(Records about charts and figures)
════
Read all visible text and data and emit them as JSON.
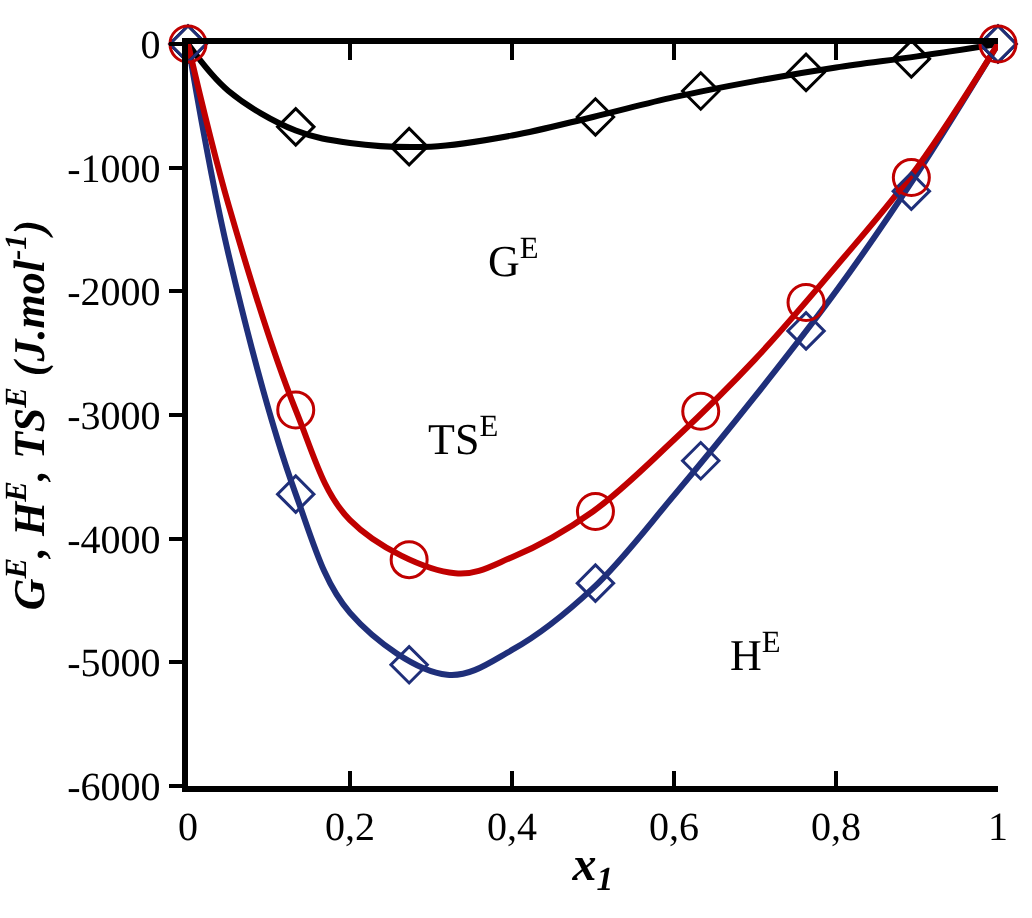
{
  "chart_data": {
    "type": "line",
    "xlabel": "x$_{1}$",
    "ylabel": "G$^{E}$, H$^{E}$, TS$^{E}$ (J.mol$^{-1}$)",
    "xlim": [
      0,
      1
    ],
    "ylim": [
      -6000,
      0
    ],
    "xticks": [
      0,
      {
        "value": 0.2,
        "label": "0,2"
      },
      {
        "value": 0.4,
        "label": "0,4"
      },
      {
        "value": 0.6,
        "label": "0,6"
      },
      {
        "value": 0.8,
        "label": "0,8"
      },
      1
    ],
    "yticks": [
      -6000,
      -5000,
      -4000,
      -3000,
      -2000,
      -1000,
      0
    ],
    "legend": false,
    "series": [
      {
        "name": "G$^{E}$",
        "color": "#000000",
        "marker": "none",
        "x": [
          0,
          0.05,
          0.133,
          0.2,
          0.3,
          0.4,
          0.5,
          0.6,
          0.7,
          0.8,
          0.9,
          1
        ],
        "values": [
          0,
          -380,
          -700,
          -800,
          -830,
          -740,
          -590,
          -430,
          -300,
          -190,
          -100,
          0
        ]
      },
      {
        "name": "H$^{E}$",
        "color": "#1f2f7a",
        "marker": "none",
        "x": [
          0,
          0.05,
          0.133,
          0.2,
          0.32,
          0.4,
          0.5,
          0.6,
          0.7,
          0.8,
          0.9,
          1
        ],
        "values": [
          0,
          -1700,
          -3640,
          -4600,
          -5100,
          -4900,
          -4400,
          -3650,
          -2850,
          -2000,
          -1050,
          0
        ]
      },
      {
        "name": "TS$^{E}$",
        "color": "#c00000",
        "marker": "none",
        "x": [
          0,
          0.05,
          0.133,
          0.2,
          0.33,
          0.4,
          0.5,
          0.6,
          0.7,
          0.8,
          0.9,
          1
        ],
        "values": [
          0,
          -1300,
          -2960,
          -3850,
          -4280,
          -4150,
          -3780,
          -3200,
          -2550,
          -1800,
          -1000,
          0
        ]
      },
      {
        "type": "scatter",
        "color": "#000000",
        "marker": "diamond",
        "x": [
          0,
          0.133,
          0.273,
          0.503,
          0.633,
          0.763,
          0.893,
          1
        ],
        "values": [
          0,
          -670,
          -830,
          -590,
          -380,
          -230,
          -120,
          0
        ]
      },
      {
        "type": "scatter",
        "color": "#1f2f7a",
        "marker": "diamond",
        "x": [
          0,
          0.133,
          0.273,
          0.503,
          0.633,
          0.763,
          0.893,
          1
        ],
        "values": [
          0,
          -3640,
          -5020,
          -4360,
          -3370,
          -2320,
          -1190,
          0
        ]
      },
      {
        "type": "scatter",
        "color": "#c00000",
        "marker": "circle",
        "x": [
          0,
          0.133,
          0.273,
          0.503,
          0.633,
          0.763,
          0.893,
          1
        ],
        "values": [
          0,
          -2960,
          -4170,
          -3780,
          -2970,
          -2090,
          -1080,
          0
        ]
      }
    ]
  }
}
════
- Given request -
The records shown above are to be repeated exactly, with the pictures left out.

- Result for this task -
Read all visible text and data and emit them as JSON.
{
  "chart_data": {
    "type": "line",
    "xlabel": "x$_{1}$",
    "ylabel": "G$^{E}$, H$^{E}$, TS$^{E}$ (J.mol$^{-1}$)",
    "xlim": [
      0,
      1
    ],
    "ylim": [
      -6000,
      0
    ],
    "xticks": [
      0,
      {
        "value": 0.2,
        "label": "0,2"
      },
      {
        "value": 0.4,
        "label": "0,4"
      },
      {
        "value": 0.6,
        "label": "0,6"
      },
      {
        "value": 0.8,
        "label": "0,8"
      },
      1
    ],
    "yticks": [
      -6000,
      -5000,
      -4000,
      -3000,
      -2000,
      -1000,
      0
    ],
    "legend": false,
    "series": [
      {
        "name": "G$^{E}$",
        "color": "#000000",
        "marker": "none",
        "x": [
          0,
          0.05,
          0.133,
          0.2,
          0.3,
          0.4,
          0.5,
          0.6,
          0.7,
          0.8,
          0.9,
          1
        ],
        "values": [
          0,
          -380,
          -700,
          -800,
          -830,
          -740,
          -590,
          -430,
          -300,
          -190,
          -100,
          0
        ]
      },
      {
        "name": "H$^{E}$",
        "color": "#1f2f7a",
        "marker": "none",
        "x": [
          0,
          0.05,
          0.133,
          0.2,
          0.32,
          0.4,
          0.5,
          0.6,
          0.7,
          0.8,
          0.9,
          1
        ],
        "values": [
          0,
          -1700,
          -3640,
          -4600,
          -5100,
          -4900,
          -4400,
          -3650,
          -2850,
          -2000,
          -1050,
          0
        ]
      },
      {
        "name": "TS$^{E}$",
        "color": "#c00000",
        "marker": "none",
        "x": [
          0,
          0.05,
          0.133,
          0.2,
          0.33,
          0.4,
          0.5,
          0.6,
          0.7,
          0.8,
          0.9,
          1
        ],
        "values": [
          0,
          -1300,
          -2960,
          -3850,
          -4280,
          -4150,
          -3780,
          -3200,
          -2550,
          -1800,
          -1000,
          0
        ]
      },
      {
        "type": "scatter",
        "color": "#000000",
        "marker": "diamond",
        "x": [
          0,
          0.133,
          0.273,
          0.503,
          0.633,
          0.763,
          0.893,
          1
        ],
        "values": [
          0,
          -670,
          -830,
          -590,
          -380,
          -230,
          -120,
          0
        ]
      },
      {
        "type": "scatter",
        "color": "#1f2f7a",
        "marker": "diamond",
        "x": [
          0,
          0.133,
          0.273,
          0.503,
          0.633,
          0.763,
          0.893,
          1
        ],
        "values": [
          0,
          -3640,
          -5020,
          -4360,
          -3370,
          -2320,
          -1190,
          0
        ]
      },
      {
        "type": "scatter",
        "color": "#c00000",
        "marker": "circle",
        "x": [
          0,
          0.133,
          0.273,
          0.503,
          0.633,
          0.763,
          0.893,
          1
        ],
        "values": [
          0,
          -2960,
          -4170,
          -3780,
          -2970,
          -2090,
          -1080,
          0
        ]
      }
    ]
  }
}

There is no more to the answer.